== Records supplied ==

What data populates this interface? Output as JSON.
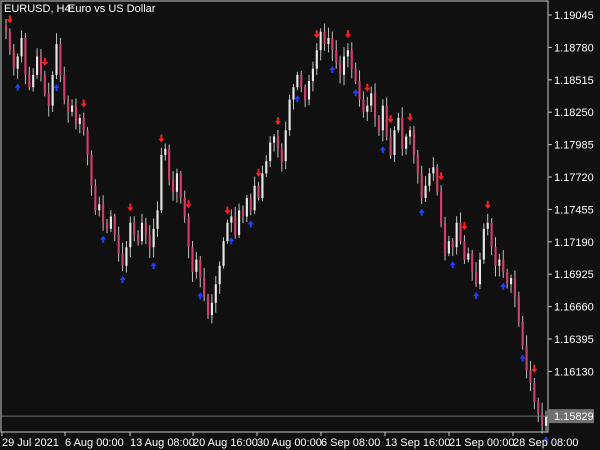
{
  "header": {
    "symbol": "EURUSD, H4:",
    "description": "Euro vs US Dollar"
  },
  "colors": {
    "background": "#101010",
    "frame": "#c8c8c8",
    "candle_bull": "#e8e8e8",
    "candle_bear": "#d0406a",
    "wick": "#c0c0c0",
    "arrow_down": "#ff2020",
    "arrow_up": "#2040ff",
    "price_line": "#707070",
    "price_tag_bg": "#707070",
    "price_tag_text": "#ffffff"
  },
  "chart_data": {
    "type": "candlestick",
    "symbol": "EURUSD",
    "timeframe": "H4",
    "y_ticks": [
      "1.19045",
      "1.18780",
      "1.18515",
      "1.18250",
      "1.17985",
      "1.17720",
      "1.17455",
      "1.17190",
      "1.16925",
      "1.16660",
      "1.16395",
      "1.16130"
    ],
    "ylim": [
      1.157,
      1.192
    ],
    "x_ticks": [
      "29 Jul 2021",
      "6 Aug 00:00",
      "13 Aug 08:00",
      "20 Aug 16:00",
      "30 Aug 00:00",
      "6 Sep 08:00",
      "13 Sep 16:00",
      "21 Sep 00:00",
      "28 Sep 08:00"
    ],
    "current_price": "1.15829",
    "current_price_value": 1.15829,
    "close_path": [
      1.1895,
      1.188,
      1.1865,
      1.1875,
      1.189,
      1.186,
      1.185,
      1.186,
      1.1875,
      1.186,
      1.1845,
      1.1835,
      1.186,
      1.1885,
      1.186,
      1.184,
      1.183,
      1.1835,
      1.182,
      1.1825,
      1.1815,
      1.1795,
      1.177,
      1.175,
      1.1755,
      1.174,
      1.1735,
      1.1745,
      1.173,
      1.1715,
      1.1705,
      1.172,
      1.174,
      1.173,
      1.1725,
      1.174,
      1.173,
      1.172,
      1.1735,
      1.175,
      1.1795,
      1.18,
      1.1775,
      1.1765,
      1.178,
      1.176,
      1.1745,
      1.172,
      1.17,
      1.171,
      1.1695,
      1.168,
      1.1665,
      1.1675,
      1.169,
      1.1705,
      1.1725,
      1.174,
      1.1745,
      1.173,
      1.175,
      1.1745,
      1.176,
      1.175,
      1.177,
      1.176,
      1.178,
      1.179,
      1.1805,
      1.181,
      1.18,
      1.179,
      1.1815,
      1.184,
      1.185,
      1.186,
      1.185,
      1.184,
      1.1855,
      1.1865,
      1.188,
      1.1895,
      1.1885,
      1.189,
      1.188,
      1.187,
      1.186,
      1.1875,
      1.188,
      1.1865,
      1.1855,
      1.184,
      1.183,
      1.1835,
      1.1845,
      1.1825,
      1.1815,
      1.1835,
      1.181,
      1.1795,
      1.1815,
      1.1825,
      1.18,
      1.181,
      1.1815,
      1.1795,
      1.178,
      1.176,
      1.177,
      1.178,
      1.1785,
      1.1765,
      1.174,
      1.1715,
      1.1725,
      1.172,
      1.174,
      1.1725,
      1.171,
      1.1715,
      1.17,
      1.169,
      1.171,
      1.1735,
      1.174,
      1.172,
      1.1705,
      1.171,
      1.17,
      1.169,
      1.1695,
      1.168,
      1.166,
      1.164,
      1.162,
      1.161,
      1.1595,
      1.1585,
      1.1575,
      1.1583
    ],
    "sell_arrows": [
      1,
      10,
      20,
      32,
      40,
      47,
      57,
      65,
      70,
      80,
      88,
      93,
      99,
      104,
      112,
      118,
      124,
      136
    ],
    "buy_arrows": [
      3,
      13,
      25,
      30,
      38,
      50,
      58,
      63,
      75,
      84,
      90,
      97,
      107,
      115,
      121,
      128,
      133,
      139
    ]
  }
}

===

__Exercise prompt__: The records above need to be restated word for word, with the pictures left out.

__Complete response__:
What data populates this interface? Output as JSON.
{
  "header": {
    "symbol": "EURUSD, H4:",
    "description": "Euro vs US Dollar"
  },
  "colors": {
    "background": "#101010",
    "frame": "#c8c8c8",
    "candle_bull": "#e8e8e8",
    "candle_bear": "#d0406a",
    "wick": "#c0c0c0",
    "arrow_down": "#ff2020",
    "arrow_up": "#2040ff",
    "price_line": "#707070",
    "price_tag_bg": "#707070",
    "price_tag_text": "#ffffff"
  },
  "chart_data": {
    "type": "candlestick",
    "symbol": "EURUSD",
    "timeframe": "H4",
    "y_ticks": [
      "1.19045",
      "1.18780",
      "1.18515",
      "1.18250",
      "1.17985",
      "1.17720",
      "1.17455",
      "1.17190",
      "1.16925",
      "1.16660",
      "1.16395",
      "1.16130"
    ],
    "ylim": [
      1.157,
      1.192
    ],
    "x_ticks": [
      "29 Jul 2021",
      "6 Aug 00:00",
      "13 Aug 08:00",
      "20 Aug 16:00",
      "30 Aug 00:00",
      "6 Sep 08:00",
      "13 Sep 16:00",
      "21 Sep 00:00",
      "28 Sep 08:00"
    ],
    "current_price": "1.15829",
    "current_price_value": 1.15829,
    "close_path": [
      1.1895,
      1.188,
      1.1865,
      1.1875,
      1.189,
      1.186,
      1.185,
      1.186,
      1.1875,
      1.186,
      1.1845,
      1.1835,
      1.186,
      1.1885,
      1.186,
      1.184,
      1.183,
      1.1835,
      1.182,
      1.1825,
      1.1815,
      1.1795,
      1.177,
      1.175,
      1.1755,
      1.174,
      1.1735,
      1.1745,
      1.173,
      1.1715,
      1.1705,
      1.172,
      1.174,
      1.173,
      1.1725,
      1.174,
      1.173,
      1.172,
      1.1735,
      1.175,
      1.1795,
      1.18,
      1.1775,
      1.1765,
      1.178,
      1.176,
      1.1745,
      1.172,
      1.17,
      1.171,
      1.1695,
      1.168,
      1.1665,
      1.1675,
      1.169,
      1.1705,
      1.1725,
      1.174,
      1.1745,
      1.173,
      1.175,
      1.1745,
      1.176,
      1.175,
      1.177,
      1.176,
      1.178,
      1.179,
      1.1805,
      1.181,
      1.18,
      1.179,
      1.1815,
      1.184,
      1.185,
      1.186,
      1.185,
      1.184,
      1.1855,
      1.1865,
      1.188,
      1.1895,
      1.1885,
      1.189,
      1.188,
      1.187,
      1.186,
      1.1875,
      1.188,
      1.1865,
      1.1855,
      1.184,
      1.183,
      1.1835,
      1.1845,
      1.1825,
      1.1815,
      1.1835,
      1.181,
      1.1795,
      1.1815,
      1.1825,
      1.18,
      1.181,
      1.1815,
      1.1795,
      1.178,
      1.176,
      1.177,
      1.178,
      1.1785,
      1.1765,
      1.174,
      1.1715,
      1.1725,
      1.172,
      1.174,
      1.1725,
      1.171,
      1.1715,
      1.17,
      1.169,
      1.171,
      1.1735,
      1.174,
      1.172,
      1.1705,
      1.171,
      1.17,
      1.169,
      1.1695,
      1.168,
      1.166,
      1.164,
      1.162,
      1.161,
      1.1595,
      1.1585,
      1.1575,
      1.1583
    ],
    "sell_arrows": [
      1,
      10,
      20,
      32,
      40,
      47,
      57,
      65,
      70,
      80,
      88,
      93,
      99,
      104,
      112,
      118,
      124,
      136
    ],
    "buy_arrows": [
      3,
      13,
      25,
      30,
      38,
      50,
      58,
      63,
      75,
      84,
      90,
      97,
      107,
      115,
      121,
      128,
      133,
      139
    ]
  }
}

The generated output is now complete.